begin Listed records

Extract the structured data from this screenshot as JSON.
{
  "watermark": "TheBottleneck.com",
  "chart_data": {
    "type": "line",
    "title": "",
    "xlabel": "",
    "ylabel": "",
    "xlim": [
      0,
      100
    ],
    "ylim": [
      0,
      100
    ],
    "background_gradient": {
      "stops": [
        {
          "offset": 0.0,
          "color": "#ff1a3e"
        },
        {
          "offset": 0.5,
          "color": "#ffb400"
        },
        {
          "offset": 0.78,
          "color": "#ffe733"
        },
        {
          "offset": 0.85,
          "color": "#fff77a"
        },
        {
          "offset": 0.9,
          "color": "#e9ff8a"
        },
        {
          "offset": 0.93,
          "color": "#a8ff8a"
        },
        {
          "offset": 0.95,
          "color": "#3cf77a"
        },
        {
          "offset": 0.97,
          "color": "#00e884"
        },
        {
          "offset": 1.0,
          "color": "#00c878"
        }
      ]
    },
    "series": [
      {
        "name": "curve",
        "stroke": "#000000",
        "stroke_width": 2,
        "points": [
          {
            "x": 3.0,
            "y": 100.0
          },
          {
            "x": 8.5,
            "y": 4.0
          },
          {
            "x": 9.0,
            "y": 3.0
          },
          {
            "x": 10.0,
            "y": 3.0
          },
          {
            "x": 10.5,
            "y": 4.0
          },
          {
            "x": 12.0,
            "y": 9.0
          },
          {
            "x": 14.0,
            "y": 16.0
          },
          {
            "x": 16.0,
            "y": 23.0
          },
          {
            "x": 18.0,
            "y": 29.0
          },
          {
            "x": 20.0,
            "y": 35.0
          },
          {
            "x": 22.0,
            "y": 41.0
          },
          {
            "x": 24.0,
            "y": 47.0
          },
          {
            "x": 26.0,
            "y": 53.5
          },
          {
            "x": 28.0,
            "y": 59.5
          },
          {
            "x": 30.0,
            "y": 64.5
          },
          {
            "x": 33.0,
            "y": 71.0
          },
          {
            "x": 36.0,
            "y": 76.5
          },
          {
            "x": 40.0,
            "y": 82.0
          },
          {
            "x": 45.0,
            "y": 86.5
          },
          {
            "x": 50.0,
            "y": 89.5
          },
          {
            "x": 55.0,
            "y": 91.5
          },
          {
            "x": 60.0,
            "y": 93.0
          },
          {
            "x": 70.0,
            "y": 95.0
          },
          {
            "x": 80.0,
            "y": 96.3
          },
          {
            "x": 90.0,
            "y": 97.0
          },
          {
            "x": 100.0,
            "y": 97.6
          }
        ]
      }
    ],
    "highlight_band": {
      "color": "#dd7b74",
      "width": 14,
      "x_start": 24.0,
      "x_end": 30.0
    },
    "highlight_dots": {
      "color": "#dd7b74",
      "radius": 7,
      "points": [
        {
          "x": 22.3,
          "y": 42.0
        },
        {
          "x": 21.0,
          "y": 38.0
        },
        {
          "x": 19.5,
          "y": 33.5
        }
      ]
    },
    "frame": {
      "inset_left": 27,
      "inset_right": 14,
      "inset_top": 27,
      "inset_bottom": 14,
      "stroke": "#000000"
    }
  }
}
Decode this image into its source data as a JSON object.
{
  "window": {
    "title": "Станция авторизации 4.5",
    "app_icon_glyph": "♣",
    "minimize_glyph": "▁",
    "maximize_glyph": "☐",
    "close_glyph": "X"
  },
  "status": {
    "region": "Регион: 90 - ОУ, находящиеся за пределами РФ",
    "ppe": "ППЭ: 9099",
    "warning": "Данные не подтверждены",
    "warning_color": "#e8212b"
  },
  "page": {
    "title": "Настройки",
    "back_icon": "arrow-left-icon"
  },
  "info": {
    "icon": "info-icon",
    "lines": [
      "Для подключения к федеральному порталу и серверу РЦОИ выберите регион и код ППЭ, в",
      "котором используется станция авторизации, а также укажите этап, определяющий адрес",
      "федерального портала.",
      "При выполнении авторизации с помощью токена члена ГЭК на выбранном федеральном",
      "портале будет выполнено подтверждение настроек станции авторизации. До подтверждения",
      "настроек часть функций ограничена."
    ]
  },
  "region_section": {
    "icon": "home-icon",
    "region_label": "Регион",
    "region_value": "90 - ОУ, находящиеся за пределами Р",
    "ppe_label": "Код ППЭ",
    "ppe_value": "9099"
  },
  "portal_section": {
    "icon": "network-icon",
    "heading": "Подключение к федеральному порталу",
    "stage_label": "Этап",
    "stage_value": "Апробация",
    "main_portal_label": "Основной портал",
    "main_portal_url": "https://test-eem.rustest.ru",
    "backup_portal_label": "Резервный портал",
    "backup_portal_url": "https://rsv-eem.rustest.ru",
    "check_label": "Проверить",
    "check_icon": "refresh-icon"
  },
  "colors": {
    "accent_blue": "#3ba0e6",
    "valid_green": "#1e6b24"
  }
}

end Listed records

Directions
All of the entries above must be quoted exactly.

Written answer
Extract the structured data from this screenshot as JSON.
{
  "watermark": "TheBottleneck.com",
  "chart_data": {
    "type": "line",
    "title": "",
    "xlabel": "",
    "ylabel": "",
    "xlim": [
      0,
      100
    ],
    "ylim": [
      0,
      100
    ],
    "background_gradient": {
      "stops": [
        {
          "offset": 0.0,
          "color": "#ff1a3e"
        },
        {
          "offset": 0.5,
          "color": "#ffb400"
        },
        {
          "offset": 0.78,
          "color": "#ffe733"
        },
        {
          "offset": 0.85,
          "color": "#fff77a"
        },
        {
          "offset": 0.9,
          "color": "#e9ff8a"
        },
        {
          "offset": 0.93,
          "color": "#a8ff8a"
        },
        {
          "offset": 0.95,
          "color": "#3cf77a"
        },
        {
          "offset": 0.97,
          "color": "#00e884"
        },
        {
          "offset": 1.0,
          "color": "#00c878"
        }
      ]
    },
    "series": [
      {
        "name": "curve",
        "stroke": "#000000",
        "stroke_width": 2,
        "points": [
          {
            "x": 3.0,
            "y": 100.0
          },
          {
            "x": 8.5,
            "y": 4.0
          },
          {
            "x": 9.0,
            "y": 3.0
          },
          {
            "x": 10.0,
            "y": 3.0
          },
          {
            "x": 10.5,
            "y": 4.0
          },
          {
            "x": 12.0,
            "y": 9.0
          },
          {
            "x": 14.0,
            "y": 16.0
          },
          {
            "x": 16.0,
            "y": 23.0
          },
          {
            "x": 18.0,
            "y": 29.0
          },
          {
            "x": 20.0,
            "y": 35.0
          },
          {
            "x": 22.0,
            "y": 41.0
          },
          {
            "x": 24.0,
            "y": 47.0
          },
          {
            "x": 26.0,
            "y": 53.5
          },
          {
            "x": 28.0,
            "y": 59.5
          },
          {
            "x": 30.0,
            "y": 64.5
          },
          {
            "x": 33.0,
            "y": 71.0
          },
          {
            "x": 36.0,
            "y": 76.5
          },
          {
            "x": 40.0,
            "y": 82.0
          },
          {
            "x": 45.0,
            "y": 86.5
          },
          {
            "x": 50.0,
            "y": 89.5
          },
          {
            "x": 55.0,
            "y": 91.5
          },
          {
            "x": 60.0,
            "y": 93.0
          },
          {
            "x": 70.0,
            "y": 95.0
          },
          {
            "x": 80.0,
            "y": 96.3
          },
          {
            "x": 90.0,
            "y": 97.0
          },
          {
            "x": 100.0,
            "y": 97.6
          }
        ]
      }
    ],
    "highlight_band": {
      "color": "#dd7b74",
      "width": 14,
      "x_start": 24.0,
      "x_end": 30.0
    },
    "highlight_dots": {
      "color": "#dd7b74",
      "radius": 7,
      "points": [
        {
          "x": 22.3,
          "y": 42.0
        },
        {
          "x": 21.0,
          "y": 38.0
        },
        {
          "x": 19.5,
          "y": 33.5
        }
      ]
    },
    "frame": {
      "inset_left": 27,
      "inset_right": 14,
      "inset_top": 27,
      "inset_bottom": 14,
      "stroke": "#000000"
    }
  }
}
Decode this image into its source data as a JSON object.
{
  "window": {
    "title": "Станция авторизации 4.5",
    "app_icon_glyph": "♣",
    "minimize_glyph": "▁",
    "maximize_glyph": "☐",
    "close_glyph": "X"
  },
  "status": {
    "region": "Регион: 90 - ОУ, находящиеся за пределами РФ",
    "ppe": "ППЭ: 9099",
    "warning": "Данные не подтверждены",
    "warning_color": "#e8212b"
  },
  "page": {
    "title": "Настройки",
    "back_icon": "arrow-left-icon"
  },
  "info": {
    "icon": "info-icon",
    "lines": [
      "Для подключения к федеральному порталу и серверу РЦОИ выберите регион и код ППЭ, в",
      "котором используется станция авторизации, а также укажите этап, определяющий адрес",
      "федерального портала.",
      "При выполнении авторизации с помощью токена члена ГЭК на выбранном федеральном",
      "портале будет выполнено подтверждение настроек станции авторизации. До подтверждения",
      "настроек часть функций ограничена."
    ]
  },
  "region_section": {
    "icon": "home-icon",
    "region_label": "Регион",
    "region_value": "90 - ОУ, находящиеся за пределами Р",
    "ppe_label": "Код ППЭ",
    "ppe_value": "9099"
  },
  "portal_section": {
    "icon": "network-icon",
    "heading": "Подключение к федеральному порталу",
    "stage_label": "Этап",
    "stage_value": "Апробация",
    "main_portal_label": "Основной портал",
    "main_portal_url": "https://test-eem.rustest.ru",
    "backup_portal_label": "Резервный портал",
    "backup_portal_url": "https://rsv-eem.rustest.ru",
    "check_label": "Проверить",
    "check_icon": "refresh-icon"
  },
  "colors": {
    "accent_blue": "#3ba0e6",
    "valid_green": "#1e6b24"
  }
}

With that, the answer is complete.